╭─ Exercise input
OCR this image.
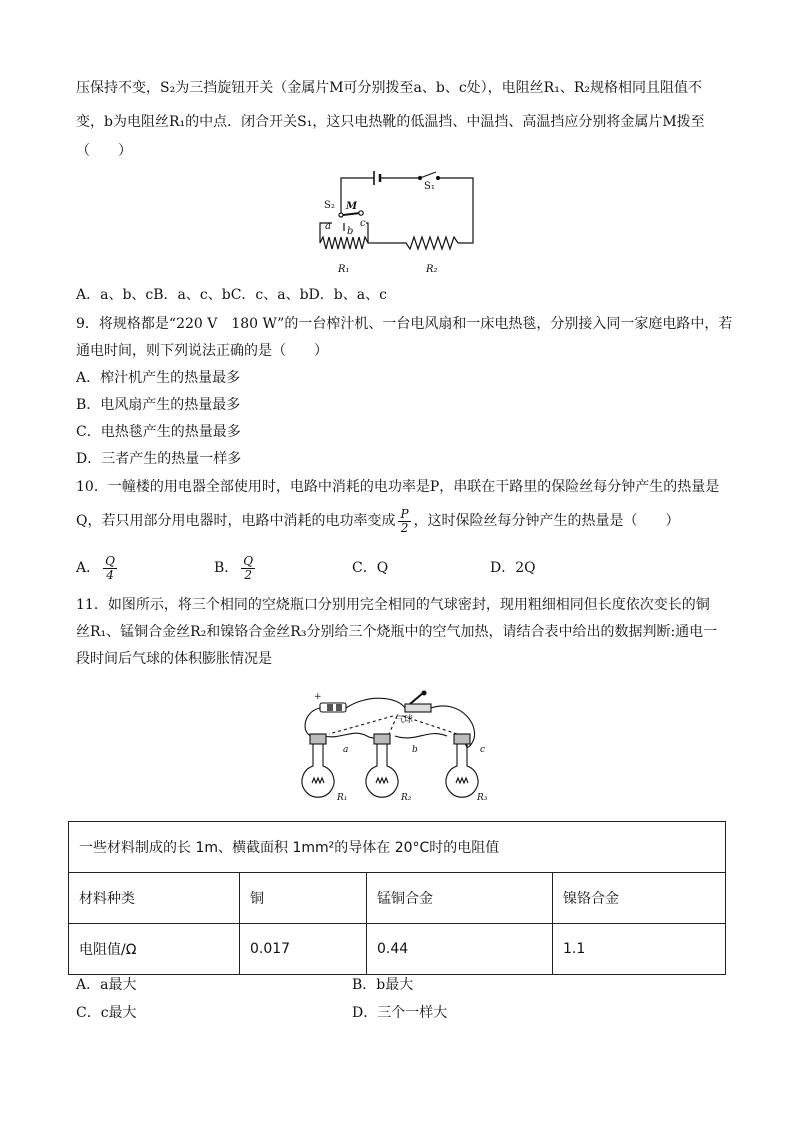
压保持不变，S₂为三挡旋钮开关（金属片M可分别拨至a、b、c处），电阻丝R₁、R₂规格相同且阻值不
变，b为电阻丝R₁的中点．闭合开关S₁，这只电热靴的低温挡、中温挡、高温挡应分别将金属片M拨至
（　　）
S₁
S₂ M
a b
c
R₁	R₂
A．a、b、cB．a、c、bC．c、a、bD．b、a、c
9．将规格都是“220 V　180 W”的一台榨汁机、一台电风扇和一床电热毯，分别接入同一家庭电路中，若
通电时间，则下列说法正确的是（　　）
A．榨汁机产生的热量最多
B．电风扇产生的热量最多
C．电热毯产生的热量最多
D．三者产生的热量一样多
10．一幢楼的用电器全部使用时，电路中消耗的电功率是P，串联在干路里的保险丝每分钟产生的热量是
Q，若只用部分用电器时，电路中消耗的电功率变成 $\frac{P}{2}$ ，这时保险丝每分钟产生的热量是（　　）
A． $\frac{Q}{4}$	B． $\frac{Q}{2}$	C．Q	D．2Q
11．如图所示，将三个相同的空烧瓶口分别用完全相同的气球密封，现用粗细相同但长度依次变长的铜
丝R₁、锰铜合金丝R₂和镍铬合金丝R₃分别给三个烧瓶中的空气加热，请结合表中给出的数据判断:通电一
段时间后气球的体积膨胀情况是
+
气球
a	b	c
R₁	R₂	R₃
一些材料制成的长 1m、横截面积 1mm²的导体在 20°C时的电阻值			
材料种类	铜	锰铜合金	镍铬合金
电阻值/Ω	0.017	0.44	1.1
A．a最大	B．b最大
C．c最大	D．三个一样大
╰─
╭─ Exercise input
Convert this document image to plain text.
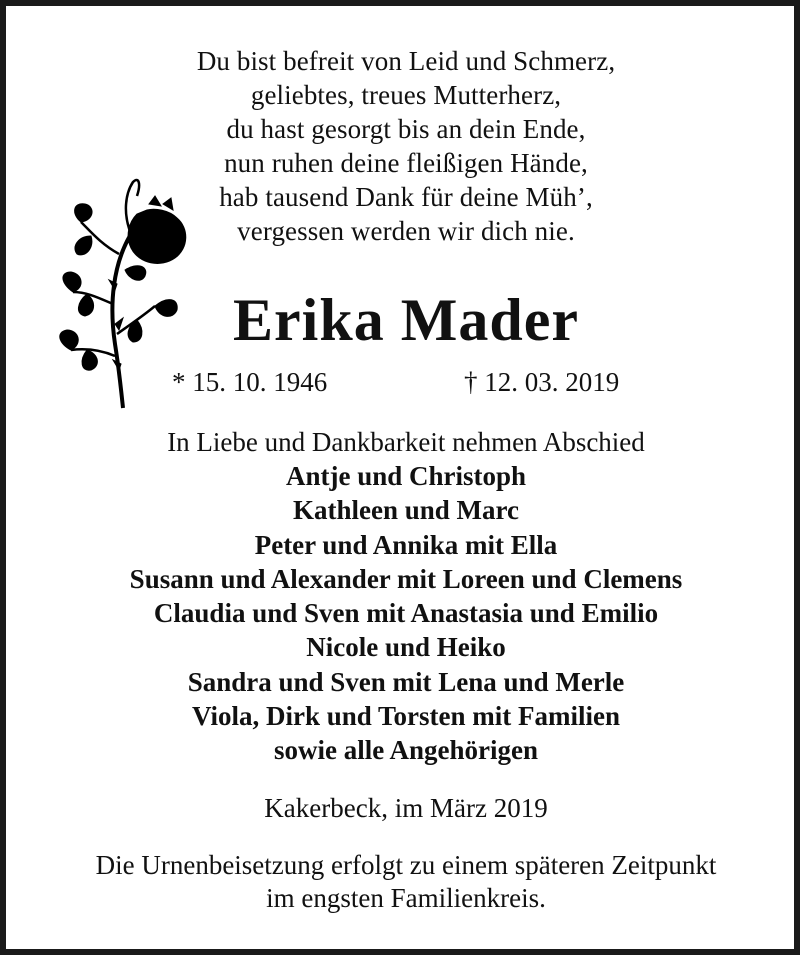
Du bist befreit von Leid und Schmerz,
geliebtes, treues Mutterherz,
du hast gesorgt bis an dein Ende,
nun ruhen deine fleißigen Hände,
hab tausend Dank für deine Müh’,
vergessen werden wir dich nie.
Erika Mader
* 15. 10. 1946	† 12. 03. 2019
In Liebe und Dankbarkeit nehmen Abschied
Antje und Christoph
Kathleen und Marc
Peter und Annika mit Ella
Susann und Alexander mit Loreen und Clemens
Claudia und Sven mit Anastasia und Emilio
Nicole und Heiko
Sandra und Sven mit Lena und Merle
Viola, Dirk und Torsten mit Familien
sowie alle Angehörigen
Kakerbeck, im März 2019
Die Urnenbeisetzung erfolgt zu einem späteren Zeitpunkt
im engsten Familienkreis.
╰─
→ Exercise requirements:
Show the lines of the data that hold the word "this".

→ Expected answer:
OCR this image.
Convert this document image to plain text.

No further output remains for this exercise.